◆ Task ◆
Check each line of the records below for the word "Обслуживание" and copy those where it appears.

◆ Records for the exercise ◆
____________________

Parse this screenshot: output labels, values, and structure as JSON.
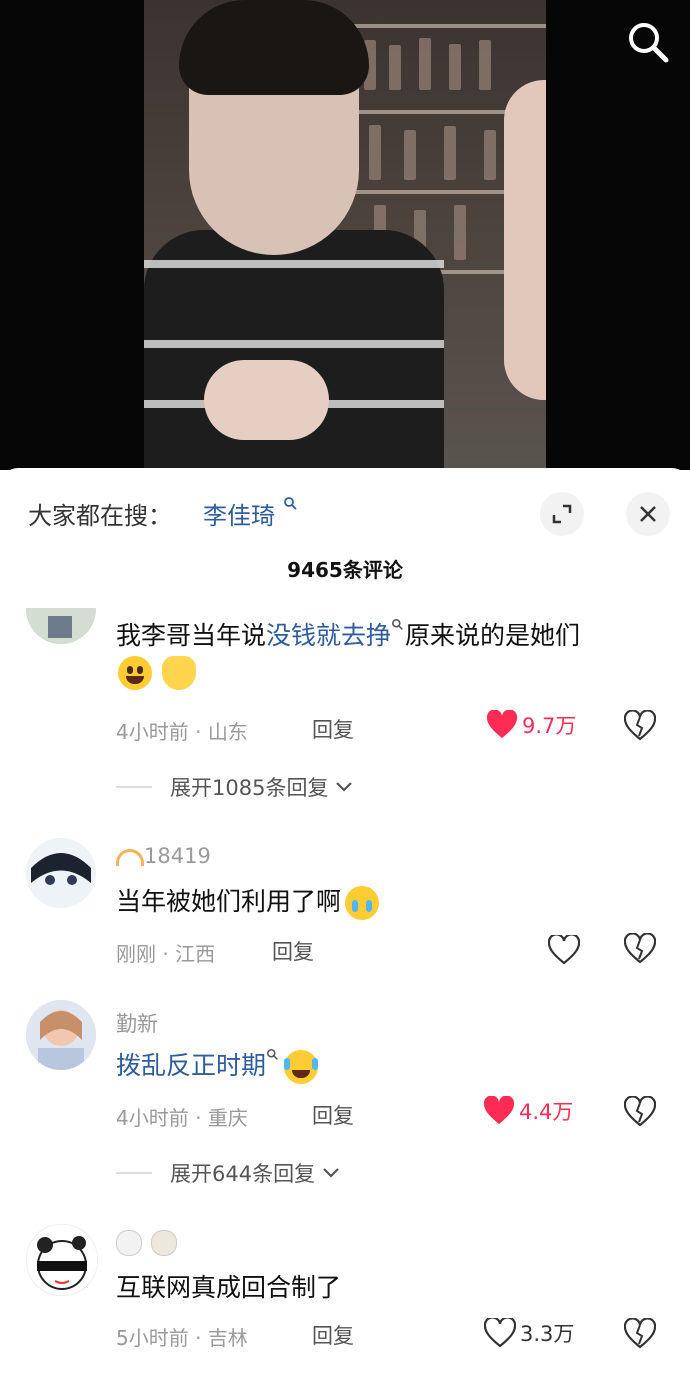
{
  "header": {
    "search_label": "大家都在搜：",
    "search_term": "李佳琦",
    "comment_count": "9465条评论"
  },
  "comments": [
    {
      "text_prefix": "我李哥当年说",
      "text_link": "没钱就去挣",
      "text_suffix": "原来说的是她们",
      "meta_time": "4小时前",
      "meta_dot": " · ",
      "meta_location": "山东",
      "reply_label": "回复",
      "likes": "9.7万",
      "expand_label": "展开1085条回复"
    },
    {
      "username": "18419",
      "text": "当年被她们利用了啊",
      "meta_time": "刚刚",
      "meta_dot": " · ",
      "meta_location": "江西",
      "reply_label": "回复"
    },
    {
      "username": "勤新",
      "text_link": "拨乱反正时期",
      "meta_time": "4小时前",
      "meta_dot": " · ",
      "meta_location": "重庆",
      "reply_label": "回复",
      "likes": "4.4万",
      "expand_label": "展开644条回复"
    },
    {
      "text": "互联网真成回合制了",
      "meta_time": "5小时前",
      "meta_dot": " · ",
      "meta_location": "吉林",
      "reply_label": "回复",
      "likes": "3.3万"
    }
  ],
  "colors": {
    "like_red": "#fe2c55",
    "link_blue": "#2f5d9b",
    "meta_gray": "#9a9a9a"
  },
  "icons": {
    "search": "search-icon",
    "close": "close-icon",
    "expand": "expand-icon",
    "heart": "heart-icon",
    "broken_heart": "broken-heart-icon",
    "chevron": "chevron-down-icon"
  }
}
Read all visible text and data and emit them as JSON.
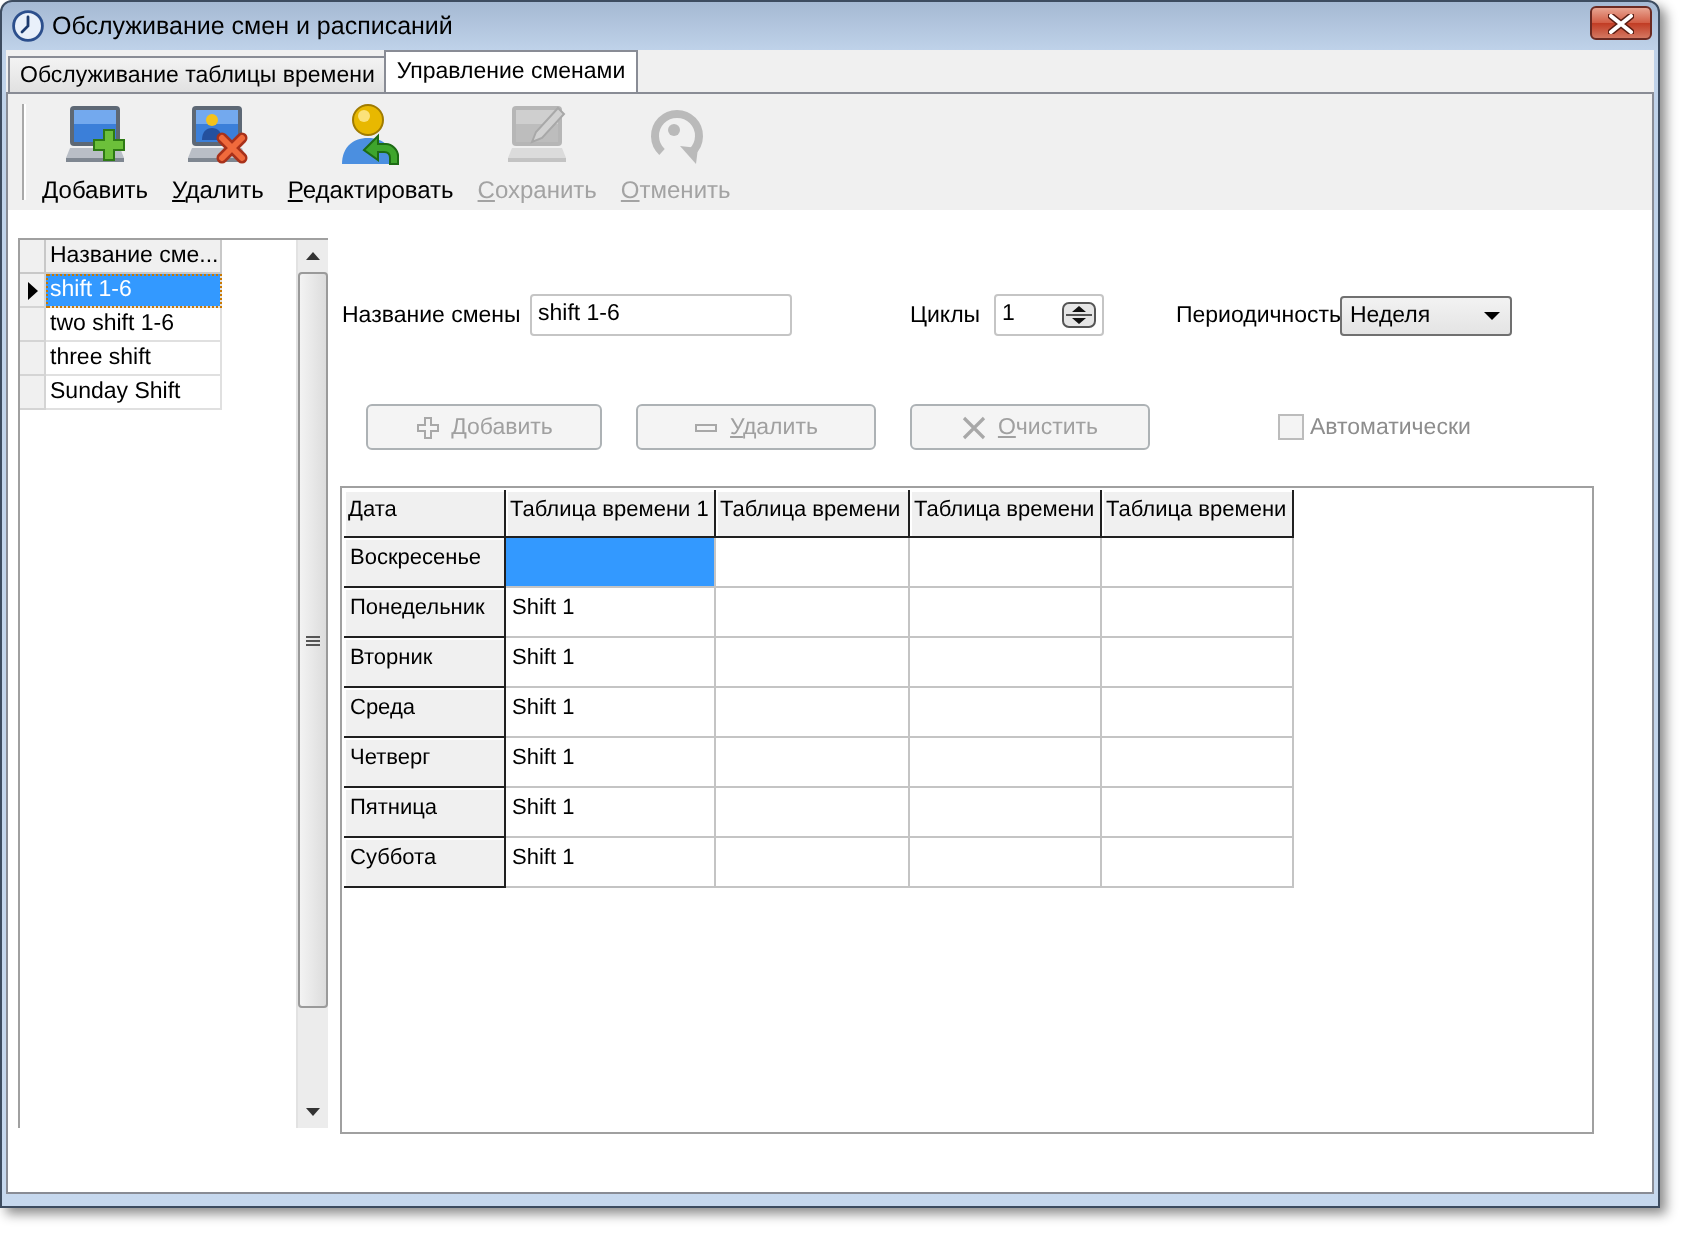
{
  "window": {
    "title": "Обслуживание смен и расписаний"
  },
  "tabs": [
    {
      "label": "Обслуживание таблицы времени",
      "selected": false
    },
    {
      "label": "Управление сменами",
      "selected": true
    }
  ],
  "toolbar": [
    {
      "kind": "add",
      "label": "Добавить",
      "disabled": false
    },
    {
      "kind": "delete",
      "label": "Удалить",
      "disabled": false
    },
    {
      "kind": "edit",
      "label": "Редактировать",
      "disabled": false
    },
    {
      "kind": "save",
      "label": "Сохранить",
      "disabled": true
    },
    {
      "kind": "cancel",
      "label": "Отменить",
      "disabled": true
    }
  ],
  "shift_list": {
    "column": "Название сме...",
    "rows": [
      {
        "name": "shift 1-6",
        "selected": true
      },
      {
        "name": "two shift 1-6",
        "selected": false
      },
      {
        "name": "three shift",
        "selected": false
      },
      {
        "name": "Sunday Shift",
        "selected": false
      }
    ]
  },
  "form": {
    "name": {
      "label": "Название смены",
      "value": "shift 1-6"
    },
    "cycles": {
      "label": "Циклы",
      "value": "1"
    },
    "period": {
      "label": "Периодичность",
      "value": "Неделя"
    }
  },
  "actions": [
    {
      "kind": "add",
      "label": "Добавить",
      "disabled": true
    },
    {
      "kind": "remove",
      "label": "Удалить",
      "disabled": true
    },
    {
      "kind": "clear",
      "label": "Очистить",
      "disabled": true
    }
  ],
  "auto": {
    "label": "Автоматически",
    "checked": false,
    "disabled": true
  },
  "schedule": {
    "columns": [
      "Дата",
      "Таблица времени 1",
      "Таблица времени",
      "Таблица времени",
      "Таблица времени"
    ],
    "rows": [
      {
        "day": "Воскресенье",
        "cells": [
          {
            "selected": true
          },
          {
            "selected": false
          },
          {
            "selected": false
          },
          {
            "selected": false
          }
        ]
      },
      {
        "day": "Понедельник",
        "cells": [
          {
            "text": "Shift 1",
            "selected": false
          },
          {
            "selected": false
          },
          {
            "selected": false
          },
          {
            "selected": false
          }
        ]
      },
      {
        "day": "Вторник",
        "cells": [
          {
            "text": "Shift 1",
            "selected": false
          },
          {
            "selected": false
          },
          {
            "selected": false
          },
          {
            "selected": false
          }
        ]
      },
      {
        "day": "Среда",
        "cells": [
          {
            "text": "Shift 1",
            "selected": false
          },
          {
            "selected": false
          },
          {
            "selected": false
          },
          {
            "selected": false
          }
        ]
      },
      {
        "day": "Четверг",
        "cells": [
          {
            "text": "Shift 1",
            "selected": false
          },
          {
            "selected": false
          },
          {
            "selected": false
          },
          {
            "selected": false
          }
        ]
      },
      {
        "day": "Пятница",
        "cells": [
          {
            "text": "Shift 1",
            "selected": false
          },
          {
            "selected": false
          },
          {
            "selected": false
          },
          {
            "selected": false
          }
        ]
      },
      {
        "day": "Суббота",
        "cells": [
          {
            "text": "Shift 1",
            "selected": false
          },
          {
            "selected": false
          },
          {
            "selected": false
          },
          {
            "selected": false
          }
        ]
      }
    ]
  }
}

____________________

◆ Task solution ◆
    "title": "Обслуживание смен и расписаний"
      "label": "Обслуживание таблицы времени",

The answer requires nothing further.